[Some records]
#####
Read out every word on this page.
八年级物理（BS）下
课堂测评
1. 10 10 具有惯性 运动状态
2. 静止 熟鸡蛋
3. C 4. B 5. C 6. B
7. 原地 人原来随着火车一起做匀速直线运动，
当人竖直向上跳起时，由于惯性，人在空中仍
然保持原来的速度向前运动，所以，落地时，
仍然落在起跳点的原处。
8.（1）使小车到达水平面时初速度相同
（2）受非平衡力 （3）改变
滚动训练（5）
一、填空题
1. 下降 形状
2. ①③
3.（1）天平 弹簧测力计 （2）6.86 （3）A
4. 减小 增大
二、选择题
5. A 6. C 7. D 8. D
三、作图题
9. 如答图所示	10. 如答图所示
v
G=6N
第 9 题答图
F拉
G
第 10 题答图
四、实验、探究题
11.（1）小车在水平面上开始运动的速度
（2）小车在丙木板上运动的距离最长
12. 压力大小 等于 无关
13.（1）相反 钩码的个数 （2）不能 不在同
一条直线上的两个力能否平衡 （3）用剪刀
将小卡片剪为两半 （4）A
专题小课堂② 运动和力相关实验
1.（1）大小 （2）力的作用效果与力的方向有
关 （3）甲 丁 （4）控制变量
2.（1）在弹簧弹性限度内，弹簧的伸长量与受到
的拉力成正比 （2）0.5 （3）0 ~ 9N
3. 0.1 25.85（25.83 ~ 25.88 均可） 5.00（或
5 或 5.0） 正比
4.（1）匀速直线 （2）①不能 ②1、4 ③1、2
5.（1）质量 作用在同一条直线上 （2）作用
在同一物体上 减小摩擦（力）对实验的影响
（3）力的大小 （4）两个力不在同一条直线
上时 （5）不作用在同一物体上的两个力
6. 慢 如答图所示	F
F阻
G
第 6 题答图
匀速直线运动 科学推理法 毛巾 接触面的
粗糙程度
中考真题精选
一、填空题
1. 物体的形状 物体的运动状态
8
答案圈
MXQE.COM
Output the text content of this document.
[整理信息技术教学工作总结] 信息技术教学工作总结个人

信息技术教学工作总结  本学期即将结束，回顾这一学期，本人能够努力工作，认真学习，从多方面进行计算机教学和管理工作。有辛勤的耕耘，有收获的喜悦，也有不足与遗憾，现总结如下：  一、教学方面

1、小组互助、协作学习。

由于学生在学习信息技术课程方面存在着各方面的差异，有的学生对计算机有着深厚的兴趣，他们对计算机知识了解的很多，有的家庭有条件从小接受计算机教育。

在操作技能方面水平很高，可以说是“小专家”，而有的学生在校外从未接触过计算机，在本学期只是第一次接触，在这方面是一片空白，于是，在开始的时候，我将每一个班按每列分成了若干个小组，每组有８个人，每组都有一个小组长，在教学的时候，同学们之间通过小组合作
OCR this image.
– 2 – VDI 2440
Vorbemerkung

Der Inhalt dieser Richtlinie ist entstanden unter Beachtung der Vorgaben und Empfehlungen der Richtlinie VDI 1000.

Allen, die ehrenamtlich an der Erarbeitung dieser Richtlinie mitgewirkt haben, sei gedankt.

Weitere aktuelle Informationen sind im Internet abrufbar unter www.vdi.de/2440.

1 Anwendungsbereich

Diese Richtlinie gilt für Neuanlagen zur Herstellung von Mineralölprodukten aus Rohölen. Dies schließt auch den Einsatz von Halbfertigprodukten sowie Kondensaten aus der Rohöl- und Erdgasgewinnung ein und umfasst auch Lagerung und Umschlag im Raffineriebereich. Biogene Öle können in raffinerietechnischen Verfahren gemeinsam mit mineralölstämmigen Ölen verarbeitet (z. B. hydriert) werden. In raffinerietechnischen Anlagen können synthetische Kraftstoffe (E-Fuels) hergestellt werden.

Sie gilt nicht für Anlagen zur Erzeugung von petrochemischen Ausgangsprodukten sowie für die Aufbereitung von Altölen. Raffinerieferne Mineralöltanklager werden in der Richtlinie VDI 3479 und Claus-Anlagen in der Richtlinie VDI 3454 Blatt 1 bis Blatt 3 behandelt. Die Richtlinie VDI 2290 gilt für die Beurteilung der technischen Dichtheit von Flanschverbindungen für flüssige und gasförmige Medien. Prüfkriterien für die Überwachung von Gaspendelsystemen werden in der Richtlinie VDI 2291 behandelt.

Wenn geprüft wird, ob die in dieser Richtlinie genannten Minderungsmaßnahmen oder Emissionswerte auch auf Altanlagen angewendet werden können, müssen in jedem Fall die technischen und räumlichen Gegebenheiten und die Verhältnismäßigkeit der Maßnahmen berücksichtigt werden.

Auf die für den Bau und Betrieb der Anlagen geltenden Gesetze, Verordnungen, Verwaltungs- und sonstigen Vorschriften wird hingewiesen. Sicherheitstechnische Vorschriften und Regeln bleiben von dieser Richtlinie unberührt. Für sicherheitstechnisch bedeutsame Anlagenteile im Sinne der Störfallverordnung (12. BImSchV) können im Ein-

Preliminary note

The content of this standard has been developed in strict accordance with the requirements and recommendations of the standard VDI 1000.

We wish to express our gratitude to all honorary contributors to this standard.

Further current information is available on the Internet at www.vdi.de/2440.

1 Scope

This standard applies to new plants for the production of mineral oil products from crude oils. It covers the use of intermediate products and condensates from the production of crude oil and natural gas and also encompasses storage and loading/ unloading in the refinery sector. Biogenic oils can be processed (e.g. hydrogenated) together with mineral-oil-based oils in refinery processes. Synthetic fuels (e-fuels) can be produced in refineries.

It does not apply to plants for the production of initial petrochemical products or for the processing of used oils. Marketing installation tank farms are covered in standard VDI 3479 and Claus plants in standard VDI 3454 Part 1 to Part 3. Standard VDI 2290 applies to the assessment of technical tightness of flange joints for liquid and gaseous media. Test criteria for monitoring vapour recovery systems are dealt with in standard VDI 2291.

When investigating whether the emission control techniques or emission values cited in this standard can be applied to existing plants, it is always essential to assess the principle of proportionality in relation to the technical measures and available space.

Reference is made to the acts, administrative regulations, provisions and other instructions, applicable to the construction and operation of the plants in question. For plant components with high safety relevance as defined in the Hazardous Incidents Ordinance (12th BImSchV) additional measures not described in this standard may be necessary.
#####
_SHORT TASK_. Find the word "content" in the data and show each line that holds it.

_WORKED ANSWER_.
Output the text content of this document.
The content of this standard has been developed in strict accordance with the requirements and recommendations of the standard VDI 1000.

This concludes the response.